** BEGIN **
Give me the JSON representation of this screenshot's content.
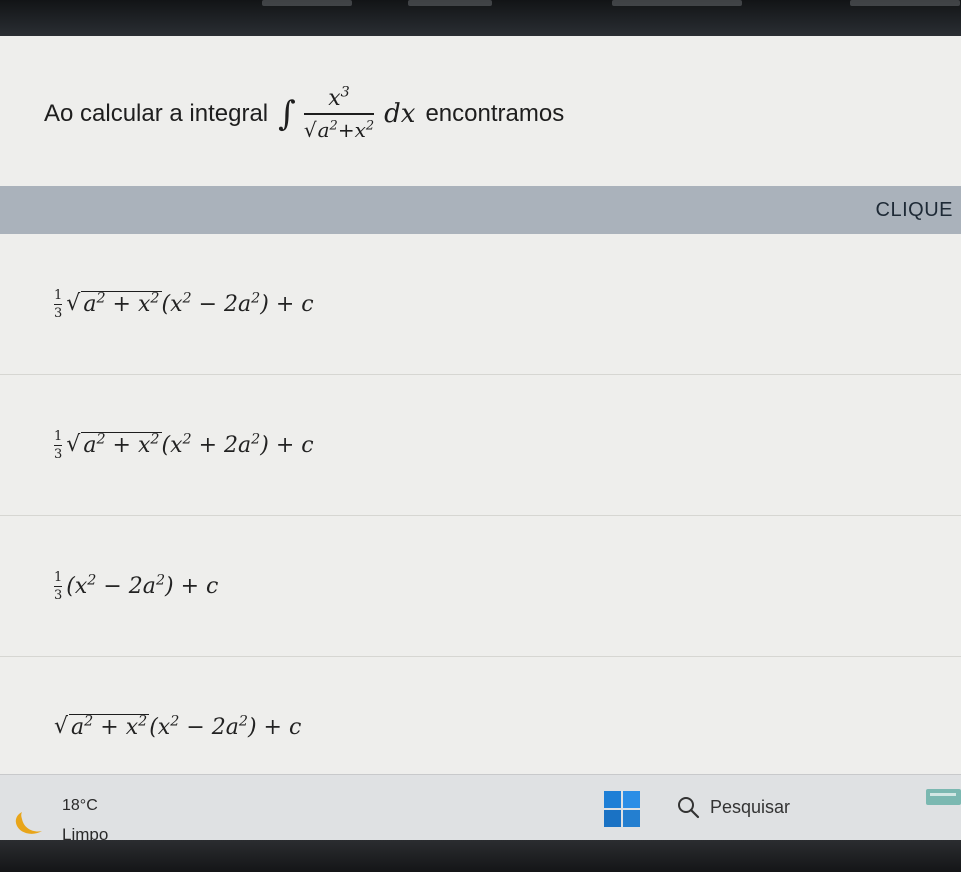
{
  "question": {
    "prefix": "Ao calcular a integral",
    "integral_sign": "∫",
    "numerator_base": "x",
    "numerator_exp": "3",
    "sqrt_sign": "√",
    "den_base1": "a",
    "den_exp1": "2",
    "den_plus": "+",
    "den_base2": "x",
    "den_exp2": "2",
    "dx": "dx",
    "suffix": "encontramos"
  },
  "banner": {
    "label": "CLIQUE"
  },
  "options": [
    {
      "frac_num": "1",
      "frac_den": "3",
      "sqrt_sign": "√",
      "rad_a": "a",
      "rad_exp1": "2",
      "rad_plus": " + ",
      "rad_x": "x",
      "rad_exp2": "2",
      "p_open": "(x",
      "p_exp1": "2",
      "p_mid": " − 2a",
      "p_exp2": "2",
      "p_close": ") + c"
    },
    {
      "frac_num": "1",
      "frac_den": "3",
      "sqrt_sign": "√",
      "rad_a": "a",
      "rad_exp1": "2",
      "rad_plus": " + ",
      "rad_x": "x",
      "rad_exp2": "2",
      "p_open": "(x",
      "p_exp1": "2",
      "p_mid": " + 2a",
      "p_exp2": "2",
      "p_close": ") + c"
    },
    {
      "frac_num": "1",
      "frac_den": "3",
      "p_open": "(x",
      "p_exp1": "2",
      "p_mid": " − 2a",
      "p_exp2": "2",
      "p_close": ") + c"
    },
    {
      "sqrt_sign": "√",
      "rad_a": "a",
      "rad_exp1": "2",
      "rad_plus": " + ",
      "rad_x": "x",
      "rad_exp2": "2",
      "p_open": "(x",
      "p_exp1": "2",
      "p_mid": " − 2a",
      "p_exp2": "2",
      "p_close": ") + c"
    }
  ],
  "taskbar": {
    "temperature": "18°C",
    "condition": "Limpo",
    "search_placeholder": "Pesquisar",
    "weather_icon": "moon-icon",
    "start_icon": "windows-start-icon",
    "search_icon": "search-icon"
  },
  "colors": {
    "screen_bg": "#eeeeec",
    "banner_bg": "#aab2bb",
    "taskbar_bg": "#dfe1e3",
    "accent_blue": "#1e7fd6",
    "moon_yellow": "#e8a51a"
  }
}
** END **
* **Work required**:
Leave out the pictures and restate everything else word for word.

* **Task solution**:
Give me the JSON representation of this screenshot's content.
{
  "question": {
    "prefix": "Ao calcular a integral",
    "integral_sign": "∫",
    "numerator_base": "x",
    "numerator_exp": "3",
    "sqrt_sign": "√",
    "den_base1": "a",
    "den_exp1": "2",
    "den_plus": "+",
    "den_base2": "x",
    "den_exp2": "2",
    "dx": "dx",
    "suffix": "encontramos"
  },
  "banner": {
    "label": "CLIQUE"
  },
  "options": [
    {
      "frac_num": "1",
      "frac_den": "3",
      "sqrt_sign": "√",
      "rad_a": "a",
      "rad_exp1": "2",
      "rad_plus": " + ",
      "rad_x": "x",
      "rad_exp2": "2",
      "p_open": "(x",
      "p_exp1": "2",
      "p_mid": " − 2a",
      "p_exp2": "2",
      "p_close": ") + c"
    },
    {
      "frac_num": "1",
      "frac_den": "3",
      "sqrt_sign": "√",
      "rad_a": "a",
      "rad_exp1": "2",
      "rad_plus": " + ",
      "rad_x": "x",
      "rad_exp2": "2",
      "p_open": "(x",
      "p_exp1": "2",
      "p_mid": " + 2a",
      "p_exp2": "2",
      "p_close": ") + c"
    },
    {
      "frac_num": "1",
      "frac_den": "3",
      "p_open": "(x",
      "p_exp1": "2",
      "p_mid": " − 2a",
      "p_exp2": "2",
      "p_close": ") + c"
    },
    {
      "sqrt_sign": "√",
      "rad_a": "a",
      "rad_exp1": "2",
      "rad_plus": " + ",
      "rad_x": "x",
      "rad_exp2": "2",
      "p_open": "(x",
      "p_exp1": "2",
      "p_mid": " − 2a",
      "p_exp2": "2",
      "p_close": ") + c"
    }
  ],
  "taskbar": {
    "temperature": "18°C",
    "condition": "Limpo",
    "search_placeholder": "Pesquisar",
    "weather_icon": "moon-icon",
    "start_icon": "windows-start-icon",
    "search_icon": "search-icon"
  },
  "colors": {
    "screen_bg": "#eeeeec",
    "banner_bg": "#aab2bb",
    "taskbar_bg": "#dfe1e3",
    "accent_blue": "#1e7fd6",
    "moon_yellow": "#e8a51a"
  }
}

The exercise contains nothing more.